> [Requirements]
Your task is to gather the lines below that hold the string "this".

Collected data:
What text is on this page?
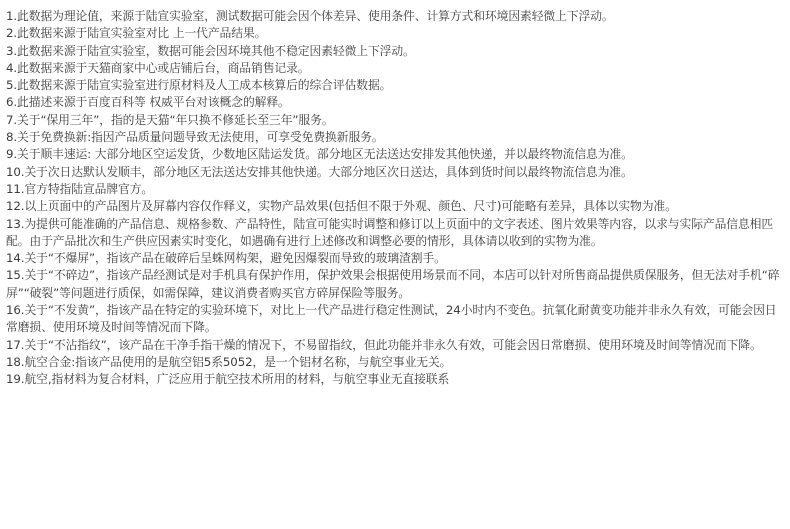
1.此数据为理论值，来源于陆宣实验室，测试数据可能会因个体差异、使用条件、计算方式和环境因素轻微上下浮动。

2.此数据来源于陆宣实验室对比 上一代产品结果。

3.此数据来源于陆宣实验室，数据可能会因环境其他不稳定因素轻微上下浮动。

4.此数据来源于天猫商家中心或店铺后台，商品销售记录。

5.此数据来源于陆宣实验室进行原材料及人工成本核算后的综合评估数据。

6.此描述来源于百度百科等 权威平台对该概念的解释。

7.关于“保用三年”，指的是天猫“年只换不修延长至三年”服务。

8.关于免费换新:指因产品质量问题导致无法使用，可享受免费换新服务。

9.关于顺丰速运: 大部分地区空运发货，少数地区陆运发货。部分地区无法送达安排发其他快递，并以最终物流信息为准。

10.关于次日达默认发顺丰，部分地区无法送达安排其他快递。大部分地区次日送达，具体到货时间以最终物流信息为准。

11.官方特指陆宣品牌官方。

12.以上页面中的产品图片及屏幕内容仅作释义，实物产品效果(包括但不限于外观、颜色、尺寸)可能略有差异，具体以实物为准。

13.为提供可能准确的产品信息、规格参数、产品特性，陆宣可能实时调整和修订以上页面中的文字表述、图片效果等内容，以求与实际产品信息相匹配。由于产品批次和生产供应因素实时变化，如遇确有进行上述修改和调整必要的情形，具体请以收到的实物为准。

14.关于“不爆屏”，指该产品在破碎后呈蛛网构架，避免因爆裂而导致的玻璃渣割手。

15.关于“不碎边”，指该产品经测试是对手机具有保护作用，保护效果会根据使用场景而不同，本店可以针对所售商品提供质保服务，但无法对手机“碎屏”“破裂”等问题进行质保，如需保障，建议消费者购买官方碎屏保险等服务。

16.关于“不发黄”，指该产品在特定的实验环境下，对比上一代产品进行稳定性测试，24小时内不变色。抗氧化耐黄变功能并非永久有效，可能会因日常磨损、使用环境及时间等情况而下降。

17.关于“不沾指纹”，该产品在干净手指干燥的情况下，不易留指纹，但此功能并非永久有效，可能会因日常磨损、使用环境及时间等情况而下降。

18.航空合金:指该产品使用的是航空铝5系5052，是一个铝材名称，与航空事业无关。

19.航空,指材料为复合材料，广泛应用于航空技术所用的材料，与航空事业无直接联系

==

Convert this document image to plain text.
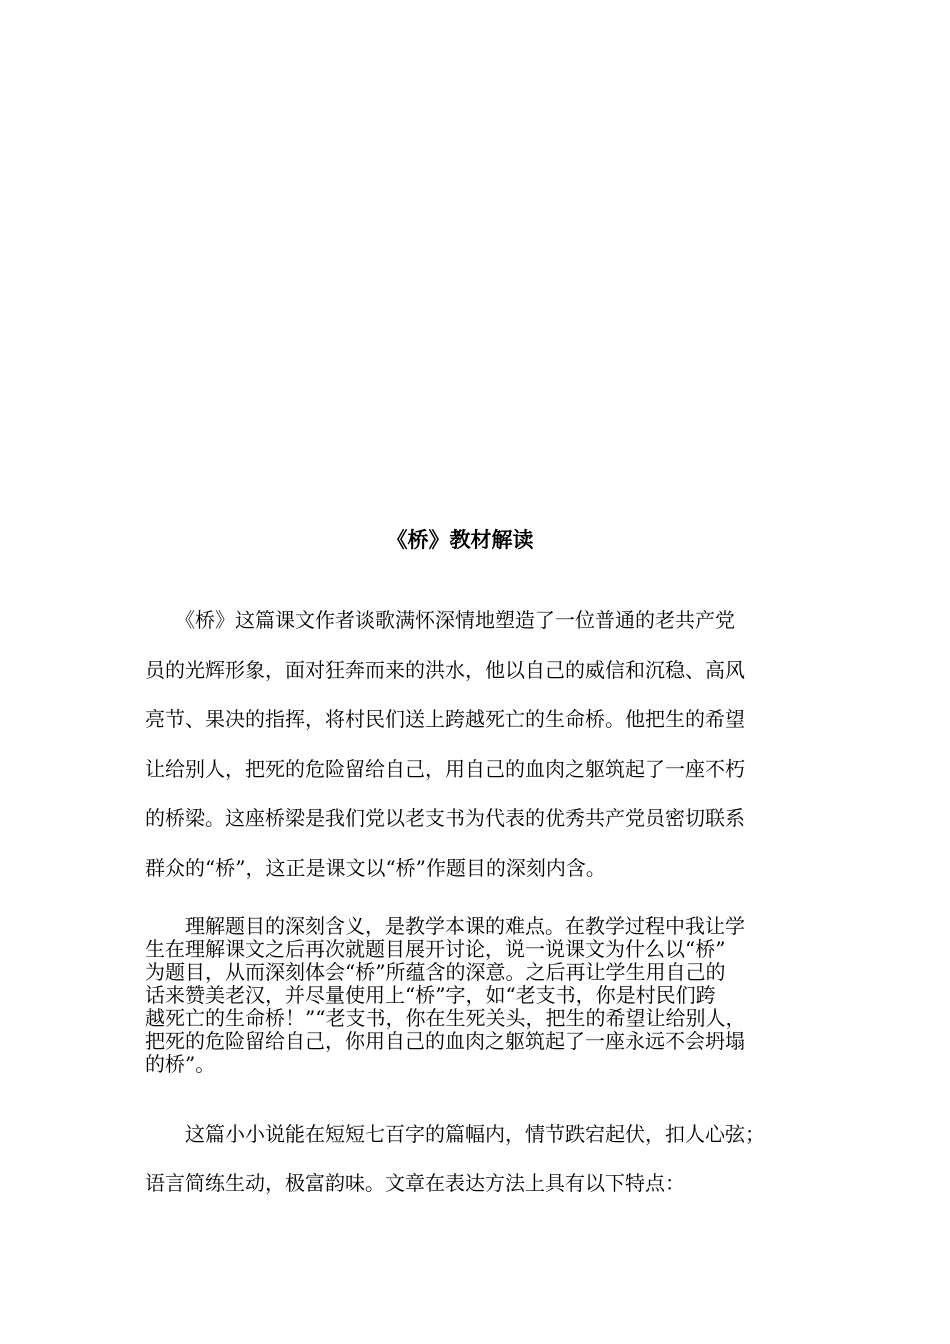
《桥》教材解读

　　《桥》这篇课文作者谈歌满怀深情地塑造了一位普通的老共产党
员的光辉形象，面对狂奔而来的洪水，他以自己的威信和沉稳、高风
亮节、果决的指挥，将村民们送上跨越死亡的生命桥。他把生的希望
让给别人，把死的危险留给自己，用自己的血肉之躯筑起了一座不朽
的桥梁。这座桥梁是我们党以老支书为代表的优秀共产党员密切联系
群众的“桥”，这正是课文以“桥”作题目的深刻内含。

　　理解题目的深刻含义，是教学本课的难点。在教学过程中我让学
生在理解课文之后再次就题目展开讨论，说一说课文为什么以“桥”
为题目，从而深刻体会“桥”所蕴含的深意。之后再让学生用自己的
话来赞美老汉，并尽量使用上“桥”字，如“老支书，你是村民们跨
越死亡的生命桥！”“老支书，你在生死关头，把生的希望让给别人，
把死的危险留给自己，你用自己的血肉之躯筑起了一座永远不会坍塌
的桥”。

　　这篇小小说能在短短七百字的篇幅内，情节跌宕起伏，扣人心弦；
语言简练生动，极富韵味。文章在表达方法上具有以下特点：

> [Solution to the exercise]
What text is on this page?
Convert this document image to plain text.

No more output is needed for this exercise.